*Written exercise*:
Copy everything in the data below exactly except the pictures.

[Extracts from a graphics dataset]
* * * * * * *

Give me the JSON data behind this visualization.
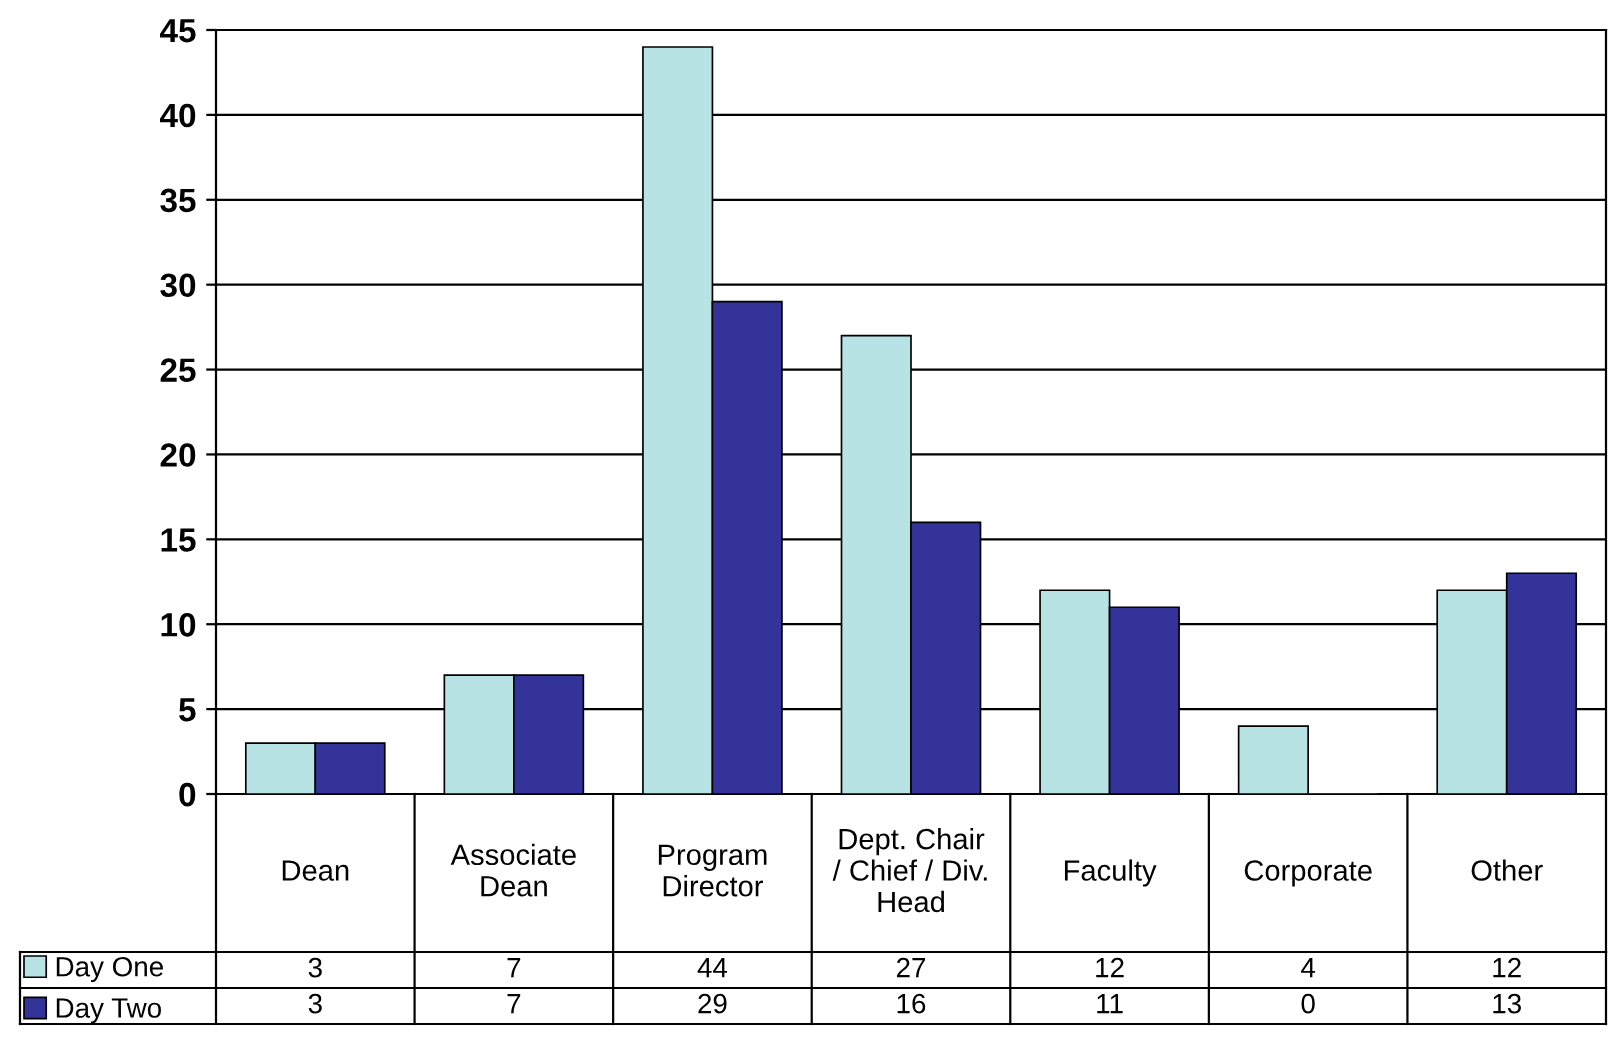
{
  "chart_data": {
    "type": "bar",
    "categories": [
      "Dean",
      "Associate\nDean",
      "Program\nDirector",
      "Dept. Chair\n/ Chief / Div.\nHead",
      "Faculty",
      "Corporate",
      "Other"
    ],
    "series": [
      {
        "name": "Day One",
        "color": "#b7e3e4",
        "values": [
          3,
          7,
          44,
          27,
          12,
          4,
          12
        ]
      },
      {
        "name": "Day Two",
        "color": "#333399",
        "values": [
          3,
          7,
          29,
          16,
          11,
          0,
          13
        ]
      }
    ],
    "ylim": [
      0,
      45
    ],
    "yticks": [
      0,
      5,
      10,
      15,
      20,
      25,
      30,
      35,
      40,
      45
    ],
    "grid": "y",
    "legend": "bottom left",
    "data_labels": true
  }
}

* * * * * * *

*Solution to the exercise*:
Give me the JSON data behind this visualization.
{
  "chart_data": {
    "type": "bar",
    "categories": [
      "Dean",
      "Associate\nDean",
      "Program\nDirector",
      "Dept. Chair\n/ Chief / Div.\nHead",
      "Faculty",
      "Corporate",
      "Other"
    ],
    "series": [
      {
        "name": "Day One",
        "color": "#b7e3e4",
        "values": [
          3,
          7,
          44,
          27,
          12,
          4,
          12
        ]
      },
      {
        "name": "Day Two",
        "color": "#333399",
        "values": [
          3,
          7,
          29,
          16,
          11,
          0,
          13
        ]
      }
    ],
    "ylim": [
      0,
      45
    ],
    "yticks": [
      0,
      5,
      10,
      15,
      20,
      25,
      30,
      35,
      40,
      45
    ],
    "grid": "y",
    "legend": "bottom left",
    "data_labels": true
  }
}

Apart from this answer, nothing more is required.